> [GIVEN PROBLEM]:
Using the listing below, extract each line that has the word "варианта" in it.
--- Begin SUPPLIED MATERIAL ---
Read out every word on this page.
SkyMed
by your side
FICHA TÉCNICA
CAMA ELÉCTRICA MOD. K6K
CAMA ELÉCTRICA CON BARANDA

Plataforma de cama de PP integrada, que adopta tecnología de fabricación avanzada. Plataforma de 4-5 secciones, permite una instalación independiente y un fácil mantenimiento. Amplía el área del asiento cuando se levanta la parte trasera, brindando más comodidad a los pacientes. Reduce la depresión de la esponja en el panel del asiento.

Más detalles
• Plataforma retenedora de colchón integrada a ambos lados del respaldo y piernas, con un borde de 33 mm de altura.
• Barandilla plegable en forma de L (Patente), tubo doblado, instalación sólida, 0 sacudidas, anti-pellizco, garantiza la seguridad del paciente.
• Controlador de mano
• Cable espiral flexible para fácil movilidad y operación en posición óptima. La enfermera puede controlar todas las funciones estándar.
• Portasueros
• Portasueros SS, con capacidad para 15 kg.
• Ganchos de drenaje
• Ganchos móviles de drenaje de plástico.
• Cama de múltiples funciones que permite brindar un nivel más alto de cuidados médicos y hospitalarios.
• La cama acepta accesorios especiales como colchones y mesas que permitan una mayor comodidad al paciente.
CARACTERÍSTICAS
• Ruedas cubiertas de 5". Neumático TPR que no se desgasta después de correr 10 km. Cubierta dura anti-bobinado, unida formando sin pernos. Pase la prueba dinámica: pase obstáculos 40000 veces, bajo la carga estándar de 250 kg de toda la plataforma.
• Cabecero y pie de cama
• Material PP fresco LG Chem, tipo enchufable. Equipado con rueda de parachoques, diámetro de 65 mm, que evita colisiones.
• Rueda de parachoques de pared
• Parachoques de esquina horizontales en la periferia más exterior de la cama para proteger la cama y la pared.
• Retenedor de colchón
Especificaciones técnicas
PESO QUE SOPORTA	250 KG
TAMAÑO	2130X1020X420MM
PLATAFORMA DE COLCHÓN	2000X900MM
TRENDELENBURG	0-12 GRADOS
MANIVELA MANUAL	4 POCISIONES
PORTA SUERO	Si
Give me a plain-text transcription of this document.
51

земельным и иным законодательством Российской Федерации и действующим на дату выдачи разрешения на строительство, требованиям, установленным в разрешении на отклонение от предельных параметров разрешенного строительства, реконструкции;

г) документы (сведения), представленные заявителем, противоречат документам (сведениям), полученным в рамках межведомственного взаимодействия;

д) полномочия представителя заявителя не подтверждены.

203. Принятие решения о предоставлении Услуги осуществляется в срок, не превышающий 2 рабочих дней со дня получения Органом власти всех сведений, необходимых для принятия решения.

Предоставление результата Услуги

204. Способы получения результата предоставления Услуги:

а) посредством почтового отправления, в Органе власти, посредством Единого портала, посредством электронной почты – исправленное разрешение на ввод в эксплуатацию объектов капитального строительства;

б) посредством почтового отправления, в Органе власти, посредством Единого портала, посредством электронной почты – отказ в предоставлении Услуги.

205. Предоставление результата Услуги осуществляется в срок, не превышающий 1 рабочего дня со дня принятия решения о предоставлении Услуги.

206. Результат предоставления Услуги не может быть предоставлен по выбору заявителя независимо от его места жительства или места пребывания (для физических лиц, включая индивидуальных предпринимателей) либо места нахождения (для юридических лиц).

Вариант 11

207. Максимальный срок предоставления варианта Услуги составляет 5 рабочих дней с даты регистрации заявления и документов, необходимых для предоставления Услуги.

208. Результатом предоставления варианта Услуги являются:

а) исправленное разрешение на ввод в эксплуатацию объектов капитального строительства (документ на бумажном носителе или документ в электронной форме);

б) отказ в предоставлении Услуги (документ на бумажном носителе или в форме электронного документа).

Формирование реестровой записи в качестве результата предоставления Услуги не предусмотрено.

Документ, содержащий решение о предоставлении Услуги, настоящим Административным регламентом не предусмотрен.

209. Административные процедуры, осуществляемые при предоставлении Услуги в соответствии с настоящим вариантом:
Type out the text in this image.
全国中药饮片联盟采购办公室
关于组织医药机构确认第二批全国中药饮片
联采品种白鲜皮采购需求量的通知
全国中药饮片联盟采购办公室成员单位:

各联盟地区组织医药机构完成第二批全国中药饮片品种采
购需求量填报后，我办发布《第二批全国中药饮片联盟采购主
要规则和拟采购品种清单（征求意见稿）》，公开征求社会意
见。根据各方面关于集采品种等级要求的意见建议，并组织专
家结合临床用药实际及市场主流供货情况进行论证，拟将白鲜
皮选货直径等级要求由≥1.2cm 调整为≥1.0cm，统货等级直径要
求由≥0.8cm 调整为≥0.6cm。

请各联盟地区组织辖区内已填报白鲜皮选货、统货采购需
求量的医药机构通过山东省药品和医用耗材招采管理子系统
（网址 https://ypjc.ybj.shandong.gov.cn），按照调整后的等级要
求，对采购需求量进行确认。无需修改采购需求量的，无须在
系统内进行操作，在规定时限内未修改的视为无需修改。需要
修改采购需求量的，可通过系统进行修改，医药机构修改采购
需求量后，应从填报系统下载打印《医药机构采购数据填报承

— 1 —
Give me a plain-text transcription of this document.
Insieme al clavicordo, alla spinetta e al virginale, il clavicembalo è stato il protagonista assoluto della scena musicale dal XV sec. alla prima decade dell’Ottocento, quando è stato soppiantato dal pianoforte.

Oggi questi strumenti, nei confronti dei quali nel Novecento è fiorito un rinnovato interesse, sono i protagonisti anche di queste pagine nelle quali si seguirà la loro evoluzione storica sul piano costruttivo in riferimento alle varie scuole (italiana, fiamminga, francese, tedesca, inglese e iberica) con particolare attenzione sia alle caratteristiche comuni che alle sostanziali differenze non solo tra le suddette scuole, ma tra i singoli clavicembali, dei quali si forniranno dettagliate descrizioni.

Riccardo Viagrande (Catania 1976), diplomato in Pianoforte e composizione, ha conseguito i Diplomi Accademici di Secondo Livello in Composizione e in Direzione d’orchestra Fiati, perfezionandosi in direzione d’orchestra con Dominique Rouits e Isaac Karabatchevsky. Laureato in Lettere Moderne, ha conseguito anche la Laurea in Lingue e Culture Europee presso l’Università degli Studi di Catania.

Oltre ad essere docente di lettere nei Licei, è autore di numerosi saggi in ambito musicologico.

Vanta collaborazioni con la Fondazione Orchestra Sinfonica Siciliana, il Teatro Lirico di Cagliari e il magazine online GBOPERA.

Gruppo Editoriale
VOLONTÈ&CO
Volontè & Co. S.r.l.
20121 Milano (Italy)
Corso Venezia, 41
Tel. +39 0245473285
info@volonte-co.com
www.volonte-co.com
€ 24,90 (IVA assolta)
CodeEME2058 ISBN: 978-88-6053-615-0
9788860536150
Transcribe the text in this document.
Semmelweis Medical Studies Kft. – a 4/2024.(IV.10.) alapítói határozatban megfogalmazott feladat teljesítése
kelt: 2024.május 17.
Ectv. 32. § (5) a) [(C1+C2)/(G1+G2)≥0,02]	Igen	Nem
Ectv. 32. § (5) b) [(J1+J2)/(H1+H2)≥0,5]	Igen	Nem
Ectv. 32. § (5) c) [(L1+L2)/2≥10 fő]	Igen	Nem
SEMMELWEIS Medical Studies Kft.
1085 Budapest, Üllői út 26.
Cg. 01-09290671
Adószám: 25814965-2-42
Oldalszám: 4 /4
--- End SUPPLIED MATERIAL ---
> [RESULT OF THIS TASK]:
207. Максимальный срок предоставления варианта Услуги составляет 5 рабочих дней с даты регистрации заявления и документов, необходимых для предоставления Услуги.
208. Результатом предоставления варианта Услуги являются:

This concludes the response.